# [CHALLENGE]
Each entry needs to be restated exactly as written.

------------------------------------

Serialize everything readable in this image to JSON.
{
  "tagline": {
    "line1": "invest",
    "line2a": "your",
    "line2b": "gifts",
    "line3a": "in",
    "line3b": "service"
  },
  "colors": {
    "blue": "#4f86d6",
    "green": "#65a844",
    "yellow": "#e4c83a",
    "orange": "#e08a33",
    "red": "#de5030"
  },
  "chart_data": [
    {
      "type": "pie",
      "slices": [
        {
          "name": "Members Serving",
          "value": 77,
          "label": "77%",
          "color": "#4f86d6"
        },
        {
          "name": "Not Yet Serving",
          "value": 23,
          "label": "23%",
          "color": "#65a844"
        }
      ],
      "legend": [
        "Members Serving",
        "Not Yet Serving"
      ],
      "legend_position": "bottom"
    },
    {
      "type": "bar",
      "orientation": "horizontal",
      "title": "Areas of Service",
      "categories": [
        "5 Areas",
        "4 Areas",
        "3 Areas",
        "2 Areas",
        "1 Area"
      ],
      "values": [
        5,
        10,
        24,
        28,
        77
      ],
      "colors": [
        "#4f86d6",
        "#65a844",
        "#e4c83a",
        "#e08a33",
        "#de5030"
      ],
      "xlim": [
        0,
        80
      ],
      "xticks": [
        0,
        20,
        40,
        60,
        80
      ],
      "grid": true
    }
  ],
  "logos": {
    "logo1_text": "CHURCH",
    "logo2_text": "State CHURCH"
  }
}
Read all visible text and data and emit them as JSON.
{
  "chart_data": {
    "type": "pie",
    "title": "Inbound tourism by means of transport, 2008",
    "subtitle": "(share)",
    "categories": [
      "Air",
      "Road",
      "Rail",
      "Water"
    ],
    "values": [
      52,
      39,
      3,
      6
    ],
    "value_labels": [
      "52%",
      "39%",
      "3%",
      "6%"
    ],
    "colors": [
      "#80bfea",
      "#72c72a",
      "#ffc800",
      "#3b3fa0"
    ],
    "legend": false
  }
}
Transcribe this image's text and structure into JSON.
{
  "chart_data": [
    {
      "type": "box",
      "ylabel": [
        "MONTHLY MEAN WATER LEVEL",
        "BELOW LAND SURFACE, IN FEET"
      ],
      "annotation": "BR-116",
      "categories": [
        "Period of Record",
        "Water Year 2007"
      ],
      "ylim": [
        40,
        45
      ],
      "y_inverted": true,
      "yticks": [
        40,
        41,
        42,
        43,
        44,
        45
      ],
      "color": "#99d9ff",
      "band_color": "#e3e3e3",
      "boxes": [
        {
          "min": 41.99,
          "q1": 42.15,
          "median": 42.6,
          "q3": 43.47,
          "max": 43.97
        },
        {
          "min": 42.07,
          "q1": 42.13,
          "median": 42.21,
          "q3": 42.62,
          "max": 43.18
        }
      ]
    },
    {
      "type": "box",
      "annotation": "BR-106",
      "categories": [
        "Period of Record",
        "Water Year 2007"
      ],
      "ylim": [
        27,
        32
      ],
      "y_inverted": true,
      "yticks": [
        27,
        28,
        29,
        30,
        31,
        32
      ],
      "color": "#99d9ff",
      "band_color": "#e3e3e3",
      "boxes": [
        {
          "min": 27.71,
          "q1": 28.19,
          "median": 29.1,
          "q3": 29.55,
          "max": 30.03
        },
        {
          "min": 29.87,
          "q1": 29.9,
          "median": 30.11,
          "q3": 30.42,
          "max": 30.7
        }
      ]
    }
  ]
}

------------------------------------

# [SOLUTION TO THE EXERCISE]
Serialize everything readable in this image to JSON.
{
  "tagline": {
    "line1": "invest",
    "line2a": "your",
    "line2b": "gifts",
    "line3a": "in",
    "line3b": "service"
  },
  "colors": {
    "blue": "#4f86d6",
    "green": "#65a844",
    "yellow": "#e4c83a",
    "orange": "#e08a33",
    "red": "#de5030"
  },
  "chart_data": [
    {
      "type": "pie",
      "slices": [
        {
          "name": "Members Serving",
          "value": 77,
          "label": "77%",
          "color": "#4f86d6"
        },
        {
          "name": "Not Yet Serving",
          "value": 23,
          "label": "23%",
          "color": "#65a844"
        }
      ],
      "legend": [
        "Members Serving",
        "Not Yet Serving"
      ],
      "legend_position": "bottom"
    },
    {
      "type": "bar",
      "orientation": "horizontal",
      "title": "Areas of Service",
      "categories": [
        "5 Areas",
        "4 Areas",
        "3 Areas",
        "2 Areas",
        "1 Area"
      ],
      "values": [
        5,
        10,
        24,
        28,
        77
      ],
      "colors": [
        "#4f86d6",
        "#65a844",
        "#e4c83a",
        "#e08a33",
        "#de5030"
      ],
      "xlim": [
        0,
        80
      ],
      "xticks": [
        0,
        20,
        40,
        60,
        80
      ],
      "grid": true
    }
  ],
  "logos": {
    "logo1_text": "CHURCH",
    "logo2_text": "State CHURCH"
  }
}
Read all visible text and data and emit them as JSON.
{
  "chart_data": {
    "type": "pie",
    "title": "Inbound tourism by means of transport, 2008",
    "subtitle": "(share)",
    "categories": [
      "Air",
      "Road",
      "Rail",
      "Water"
    ],
    "values": [
      52,
      39,
      3,
      6
    ],
    "value_labels": [
      "52%",
      "39%",
      "3%",
      "6%"
    ],
    "colors": [
      "#80bfea",
      "#72c72a",
      "#ffc800",
      "#3b3fa0"
    ],
    "legend": false
  }
}
Transcribe this image's text and structure into JSON.
{
  "chart_data": [
    {
      "type": "box",
      "ylabel": [
        "MONTHLY MEAN WATER LEVEL",
        "BELOW LAND SURFACE, IN FEET"
      ],
      "annotation": "BR-116",
      "categories": [
        "Period of Record",
        "Water Year 2007"
      ],
      "ylim": [
        40,
        45
      ],
      "y_inverted": true,
      "yticks": [
        40,
        41,
        42,
        43,
        44,
        45
      ],
      "color": "#99d9ff",
      "band_color": "#e3e3e3",
      "boxes": [
        {
          "min": 41.99,
          "q1": 42.15,
          "median": 42.6,
          "q3": 43.47,
          "max": 43.97
        },
        {
          "min": 42.07,
          "q1": 42.13,
          "median": 42.21,
          "q3": 42.62,
          "max": 43.18
        }
      ]
    },
    {
      "type": "box",
      "annotation": "BR-106",
      "categories": [
        "Period of Record",
        "Water Year 2007"
      ],
      "ylim": [
        27,
        32
      ],
      "y_inverted": true,
      "yticks": [
        27,
        28,
        29,
        30,
        31,
        32
      ],
      "color": "#99d9ff",
      "band_color": "#e3e3e3",
      "boxes": [
        {
          "min": 27.71,
          "q1": 28.19,
          "median": 29.1,
          "q3": 29.55,
          "max": 30.03
        },
        {
          "min": 29.87,
          "q1": 29.9,
          "median": 30.11,
          "q3": 30.42,
          "max": 30.7
        }
      ]
    }
  ]
}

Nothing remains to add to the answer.